#### [Problem]
Leaving out every picture, quote the data below exactly as it appears.

#### [Dataset records]
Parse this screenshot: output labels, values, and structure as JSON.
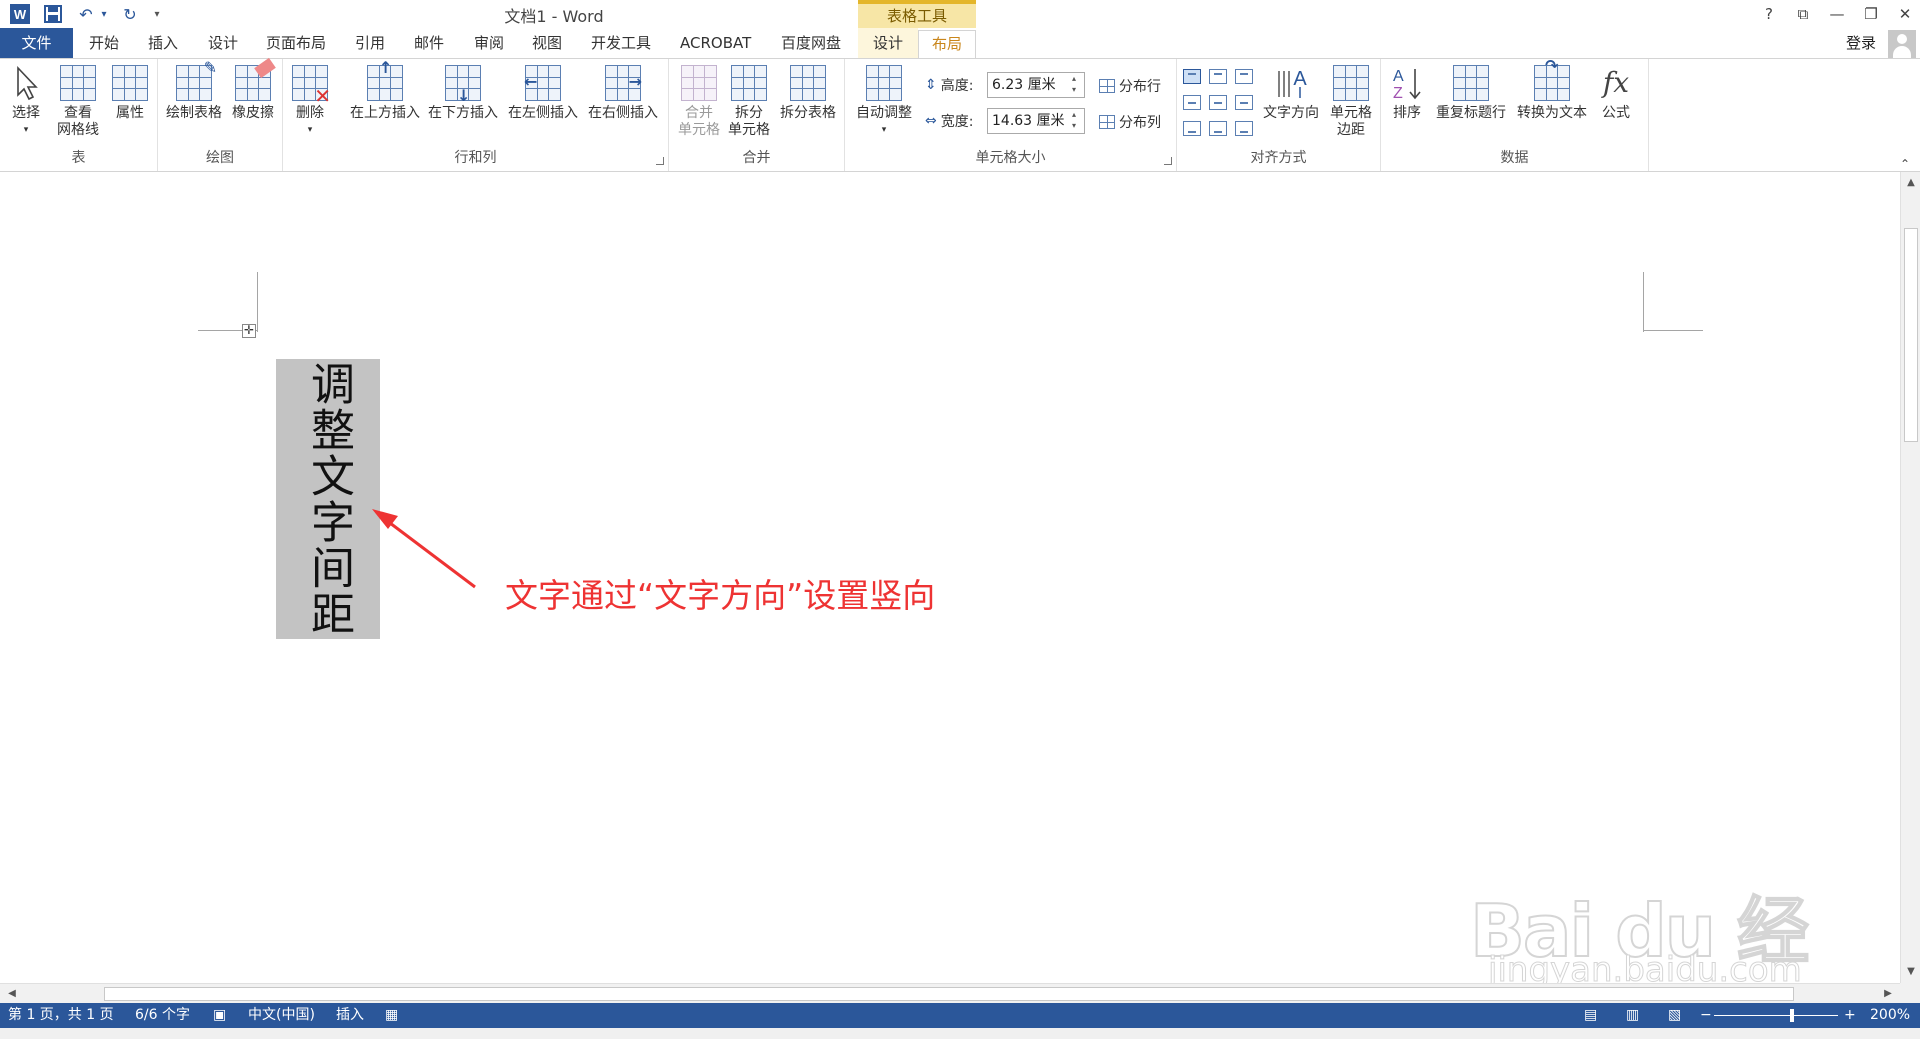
{
  "app": {
    "title": "文档1 - Word",
    "context_group": "表格工具",
    "window_buttons": [
      "?",
      "⧉",
      "—",
      "❐",
      "✕"
    ]
  },
  "colors": {
    "accent": "#2b579a",
    "context": "#f7e6a6",
    "active_tab_text": "#c9861b",
    "annotation": "#ee3333"
  },
  "tabs": {
    "file": "文件",
    "items": [
      "开始",
      "插入",
      "设计",
      "页面布局",
      "引用",
      "邮件",
      "审阅",
      "视图",
      "开发工具",
      "ACROBAT",
      "百度网盘"
    ],
    "ctx_design": "设计",
    "ctx_layout": "布局",
    "signin": "登录"
  },
  "ribbon": {
    "groups": {
      "table": "表",
      "draw": "绘图",
      "rows_cols": "行和列",
      "merge": "合并",
      "cell_size": "单元格大小",
      "alignment": "对齐方式",
      "data": "数据"
    },
    "select": "选择",
    "gridlines_1": "查看",
    "gridlines_2": "网格线",
    "properties": "属性",
    "draw_table": "绘制表格",
    "eraser": "橡皮擦",
    "delete": "删除",
    "insert_above": "在上方插入",
    "insert_below": "在下方插入",
    "insert_left": "在左侧插入",
    "insert_right": "在右侧插入",
    "merge_1": "合并",
    "merge_2": "单元格",
    "split_1": "拆分",
    "split_2": "单元格",
    "split_table": "拆分表格",
    "autofit": "自动调整",
    "height_label": "高度:",
    "height_value": "6.23 厘米",
    "width_label": "宽度:",
    "width_value": "14.63 厘米",
    "distribute_rows": "分布行",
    "distribute_cols": "分布列",
    "text_direction": "文字方向",
    "cell_margins_1": "单元格",
    "cell_margins_2": "边距",
    "sort": "排序",
    "repeat_header": "重复标题行",
    "convert_text": "转换为文本",
    "formula": "公式"
  },
  "document": {
    "cell_text": "调整文字间距",
    "annotation": "文字通过“文字方向”设置竖向",
    "watermark_logo": "Bai du 经验",
    "watermark_url": "jingyan.baidu.com"
  },
  "status": {
    "page": "第 1 页，共 1 页",
    "words": "6/6 个字",
    "language": "中文(中国)",
    "mode": "插入",
    "zoom": "200%",
    "zoom_percent": 200
  }
}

#### [Written response]
Parse this screenshot: output labels, values, and structure as JSON.
{
  "app": {
    "title": "文档1 - Word",
    "context_group": "表格工具",
    "window_buttons": [
      "?",
      "⧉",
      "—",
      "❐",
      "✕"
    ]
  },
  "colors": {
    "accent": "#2b579a",
    "context": "#f7e6a6",
    "active_tab_text": "#c9861b",
    "annotation": "#ee3333"
  },
  "tabs": {
    "file": "文件",
    "items": [
      "开始",
      "插入",
      "设计",
      "页面布局",
      "引用",
      "邮件",
      "审阅",
      "视图",
      "开发工具",
      "ACROBAT",
      "百度网盘"
    ],
    "ctx_design": "设计",
    "ctx_layout": "布局",
    "signin": "登录"
  },
  "ribbon": {
    "groups": {
      "table": "表",
      "draw": "绘图",
      "rows_cols": "行和列",
      "merge": "合并",
      "cell_size": "单元格大小",
      "alignment": "对齐方式",
      "data": "数据"
    },
    "select": "选择",
    "gridlines_1": "查看",
    "gridlines_2": "网格线",
    "properties": "属性",
    "draw_table": "绘制表格",
    "eraser": "橡皮擦",
    "delete": "删除",
    "insert_above": "在上方插入",
    "insert_below": "在下方插入",
    "insert_left": "在左侧插入",
    "insert_right": "在右侧插入",
    "merge_1": "合并",
    "merge_2": "单元格",
    "split_1": "拆分",
    "split_2": "单元格",
    "split_table": "拆分表格",
    "autofit": "自动调整",
    "height_label": "高度:",
    "height_value": "6.23 厘米",
    "width_label": "宽度:",
    "width_value": "14.63 厘米",
    "distribute_rows": "分布行",
    "distribute_cols": "分布列",
    "text_direction": "文字方向",
    "cell_margins_1": "单元格",
    "cell_margins_2": "边距",
    "sort": "排序",
    "repeat_header": "重复标题行",
    "convert_text": "转换为文本",
    "formula": "公式"
  },
  "document": {
    "cell_text": "调整文字间距",
    "annotation": "文字通过“文字方向”设置竖向",
    "watermark_logo": "Bai du 经验",
    "watermark_url": "jingyan.baidu.com"
  },
  "status": {
    "page": "第 1 页，共 1 页",
    "words": "6/6 个字",
    "language": "中文(中国)",
    "mode": "插入",
    "zoom": "200%",
    "zoom_percent": 200
  }
}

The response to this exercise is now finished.